Write out the data again exactly, skipping every picture.

======

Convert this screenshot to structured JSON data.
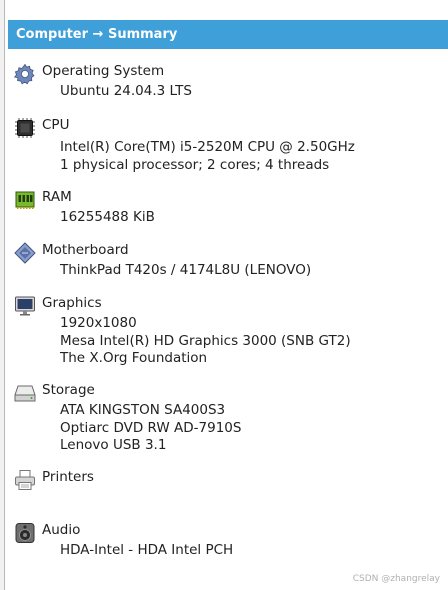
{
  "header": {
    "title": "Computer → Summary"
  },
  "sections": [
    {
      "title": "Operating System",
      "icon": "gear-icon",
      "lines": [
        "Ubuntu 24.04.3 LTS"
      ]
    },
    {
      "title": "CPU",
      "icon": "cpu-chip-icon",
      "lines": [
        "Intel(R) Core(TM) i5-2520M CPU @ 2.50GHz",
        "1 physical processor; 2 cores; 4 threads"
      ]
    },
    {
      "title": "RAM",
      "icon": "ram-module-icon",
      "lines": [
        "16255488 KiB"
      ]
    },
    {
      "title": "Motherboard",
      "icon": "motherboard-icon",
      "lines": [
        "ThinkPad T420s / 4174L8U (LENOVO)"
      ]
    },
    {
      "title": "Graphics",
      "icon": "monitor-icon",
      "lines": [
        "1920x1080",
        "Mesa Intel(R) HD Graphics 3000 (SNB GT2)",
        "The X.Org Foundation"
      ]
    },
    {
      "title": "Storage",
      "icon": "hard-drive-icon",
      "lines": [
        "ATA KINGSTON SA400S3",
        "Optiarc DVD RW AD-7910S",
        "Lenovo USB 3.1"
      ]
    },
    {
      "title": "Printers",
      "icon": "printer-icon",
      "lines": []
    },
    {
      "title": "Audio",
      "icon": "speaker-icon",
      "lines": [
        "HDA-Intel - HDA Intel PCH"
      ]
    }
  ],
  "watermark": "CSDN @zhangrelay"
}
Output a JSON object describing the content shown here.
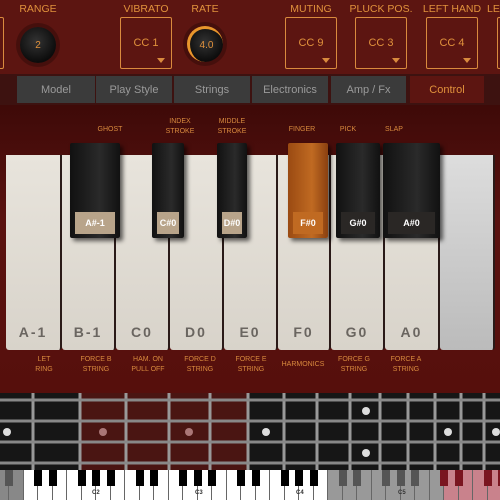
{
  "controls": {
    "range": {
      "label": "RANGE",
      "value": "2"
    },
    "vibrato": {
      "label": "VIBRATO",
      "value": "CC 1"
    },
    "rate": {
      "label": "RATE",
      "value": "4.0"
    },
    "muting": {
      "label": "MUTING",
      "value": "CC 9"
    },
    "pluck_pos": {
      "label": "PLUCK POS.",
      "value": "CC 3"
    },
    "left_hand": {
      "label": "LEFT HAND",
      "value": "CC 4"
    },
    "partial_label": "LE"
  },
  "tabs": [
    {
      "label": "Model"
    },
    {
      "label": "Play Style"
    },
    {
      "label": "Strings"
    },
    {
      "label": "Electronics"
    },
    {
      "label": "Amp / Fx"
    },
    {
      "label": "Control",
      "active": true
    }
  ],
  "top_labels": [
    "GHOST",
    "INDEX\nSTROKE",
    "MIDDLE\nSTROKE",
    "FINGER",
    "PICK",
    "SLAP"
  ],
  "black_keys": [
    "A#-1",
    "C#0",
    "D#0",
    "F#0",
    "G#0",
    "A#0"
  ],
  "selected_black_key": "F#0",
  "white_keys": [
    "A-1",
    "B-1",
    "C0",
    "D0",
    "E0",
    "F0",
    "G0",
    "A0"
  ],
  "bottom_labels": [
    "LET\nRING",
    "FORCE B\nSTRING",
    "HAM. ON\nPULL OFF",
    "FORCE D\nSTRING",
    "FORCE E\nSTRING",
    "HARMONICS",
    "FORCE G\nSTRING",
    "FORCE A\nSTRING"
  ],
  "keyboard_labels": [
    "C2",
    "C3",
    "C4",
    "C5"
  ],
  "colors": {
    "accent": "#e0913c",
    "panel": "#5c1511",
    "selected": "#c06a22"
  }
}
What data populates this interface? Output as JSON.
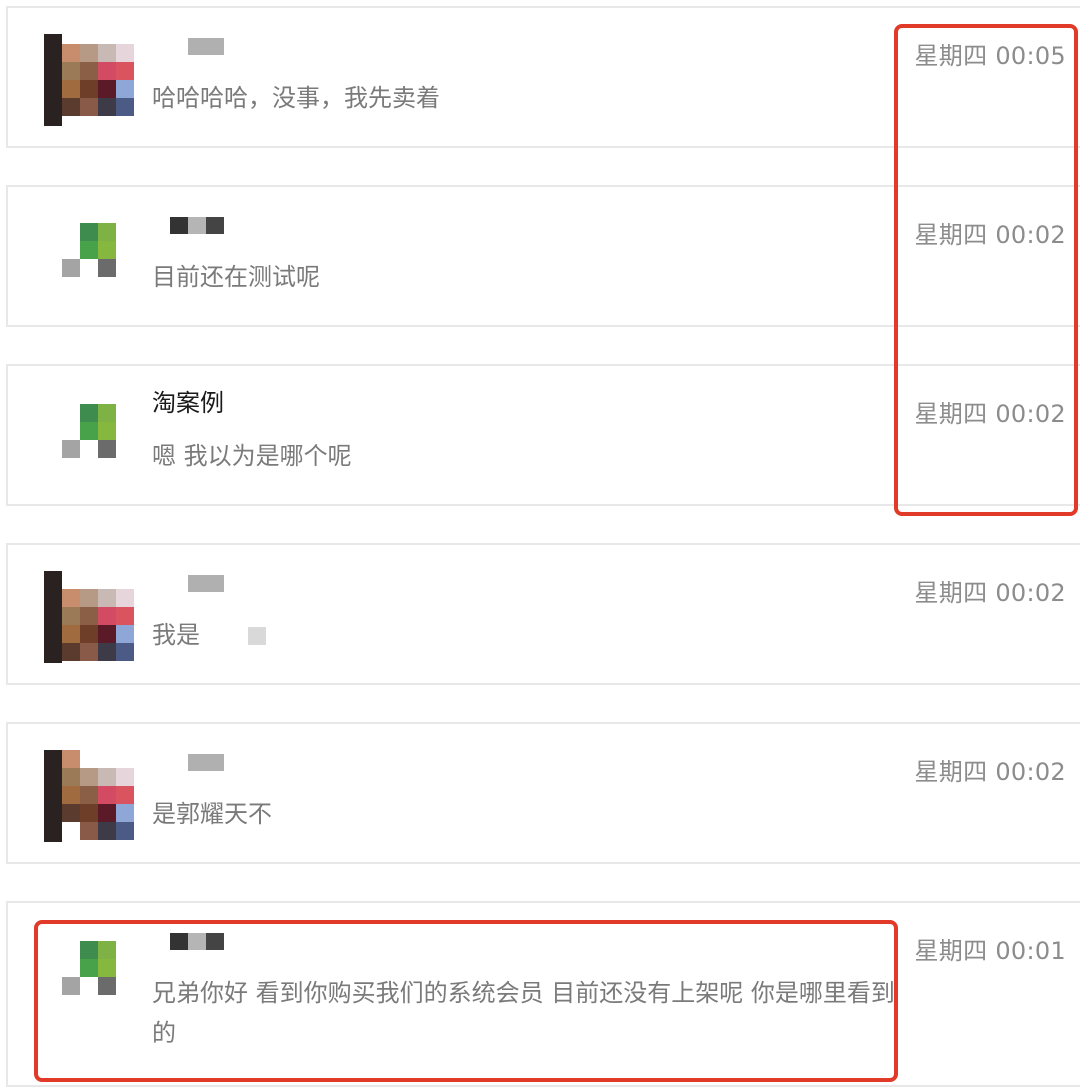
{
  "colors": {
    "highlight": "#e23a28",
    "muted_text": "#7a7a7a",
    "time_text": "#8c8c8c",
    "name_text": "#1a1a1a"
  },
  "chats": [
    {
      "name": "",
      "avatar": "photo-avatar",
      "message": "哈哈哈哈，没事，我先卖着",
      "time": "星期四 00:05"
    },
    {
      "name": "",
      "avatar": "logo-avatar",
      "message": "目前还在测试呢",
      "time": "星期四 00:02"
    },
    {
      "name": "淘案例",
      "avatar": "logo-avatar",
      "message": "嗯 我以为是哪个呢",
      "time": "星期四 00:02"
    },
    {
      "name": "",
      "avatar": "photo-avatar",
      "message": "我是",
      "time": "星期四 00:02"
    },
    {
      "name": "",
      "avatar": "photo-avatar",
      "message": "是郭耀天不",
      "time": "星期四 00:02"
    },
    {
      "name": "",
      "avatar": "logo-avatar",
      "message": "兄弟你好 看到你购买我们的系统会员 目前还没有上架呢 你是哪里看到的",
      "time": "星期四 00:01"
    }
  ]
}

======

→ **Worked solution**:
Convert this screenshot to structured JSON data.
{
  "header": {
    "title": "Computer → Summary"
  },
  "sections": [
    {
      "title": "Operating System",
      "icon": "gear-icon",
      "lines": [
        "Ubuntu 24.04.3 LTS"
      ]
    },
    {
      "title": "CPU",
      "icon": "cpu-chip-icon",
      "lines": [
        "Intel(R) Core(TM) i5-2520M CPU @ 2.50GHz",
        "1 physical processor; 2 cores; 4 threads"
      ]
    },
    {
      "title": "RAM",
      "icon": "ram-module-icon",
      "lines": [
        "16255488 KiB"
      ]
    },
    {
      "title": "Motherboard",
      "icon": "motherboard-icon",
      "lines": [
        "ThinkPad T420s / 4174L8U (LENOVO)"
      ]
    },
    {
      "title": "Graphics",
      "icon": "monitor-icon",
      "lines": [
        "1920x1080",
        "Mesa Intel(R) HD Graphics 3000 (SNB GT2)",
        "The X.Org Foundation"
      ]
    },
    {
      "title": "Storage",
      "icon": "hard-drive-icon",
      "lines": [
        "ATA KINGSTON SA400S3",
        "Optiarc DVD RW AD-7910S",
        "Lenovo USB 3.1"
      ]
    },
    {
      "title": "Printers",
      "icon": "printer-icon",
      "lines": []
    },
    {
      "title": "Audio",
      "icon": "speaker-icon",
      "lines": [
        "HDA-Intel - HDA Intel PCH"
      ]
    }
  ],
  "watermark": "CSDN @zhangrelay"
}
Output a JSON object describing the content shown here.
{
  "controls": {
    "range": {
      "label": "RANGE",
      "value": "2"
    },
    "vibrato": {
      "label": "VIBRATO",
      "value": "CC 1"
    },
    "rate": {
      "label": "RATE",
      "value": "4.0"
    },
    "muting": {
      "label": "MUTING",
      "value": "CC 9"
    },
    "pluck_pos": {
      "label": "PLUCK POS.",
      "value": "CC 3"
    },
    "left_hand": {
      "label": "LEFT HAND",
      "value": "CC 4"
    },
    "partial_label": "LE"
  },
  "tabs": [
    {
      "label": "Model"
    },
    {
      "label": "Play Style"
    },
    {
      "label": "Strings"
    },
    {
      "label": "Electronics"
    },
    {
      "label": "Amp / Fx"
    },
    {
      "label": "Control",
      "active": true
    }
  ],
  "top_labels": [
    "GHOST",
    "INDEX\nSTROKE",
    "MIDDLE\nSTROKE",
    "FINGER",
    "PICK",
    "SLAP"
  ],
  "black_keys": [
    "A#-1",
    "C#0",
    "D#0",
    "F#0",
    "G#0",
    "A#0"
  ],
  "selected_black_key": "F#0",
  "white_keys": [
    "A-1",
    "B-1",
    "C0",
    "D0",
    "E0",
    "F0",
    "G0",
    "A0"
  ],
  "bottom_labels": [
    "LET\nRING",
    "FORCE B\nSTRING",
    "HAM. ON\nPULL OFF",
    "FORCE D\nSTRING",
    "FORCE E\nSTRING",
    "HARMONICS",
    "FORCE G\nSTRING",
    "FORCE A\nSTRING"
  ],
  "keyboard_labels": [
    "C2",
    "C3",
    "C4",
    "C5"
  ],
  "colors": {
    "accent": "#e0913c",
    "panel": "#5c1511",
    "selected": "#c06a22"
  }
}
What data populates this interface? Output as JSON.
{
  "colors": {
    "highlight": "#e23a28",
    "muted_text": "#7a7a7a",
    "time_text": "#8c8c8c",
    "name_text": "#1a1a1a"
  },
  "chats": [
    {
      "name": "",
      "avatar": "photo-avatar",
      "message": "哈哈哈哈，没事，我先卖着",
      "time": "星期四 00:05"
    },
    {
      "name": "",
      "avatar": "logo-avatar",
      "message": "目前还在测试呢",
      "time": "星期四 00:02"
    },
    {
      "name": "淘案例",
      "avatar": "logo-avatar",
      "message": "嗯 我以为是哪个呢",
      "time": "星期四 00:02"
    },
    {
      "name": "",
      "avatar": "photo-avatar",
      "message": "我是",
      "time": "星期四 00:02"
    },
    {
      "name": "",
      "avatar": "photo-avatar",
      "message": "是郭耀天不",
      "time": "星期四 00:02"
    },
    {
      "name": "",
      "avatar": "logo-avatar",
      "message": "兄弟你好 看到你购买我们的系统会员 目前还没有上架呢 你是哪里看到的",
      "time": "星期四 00:01"
    }
  ]
}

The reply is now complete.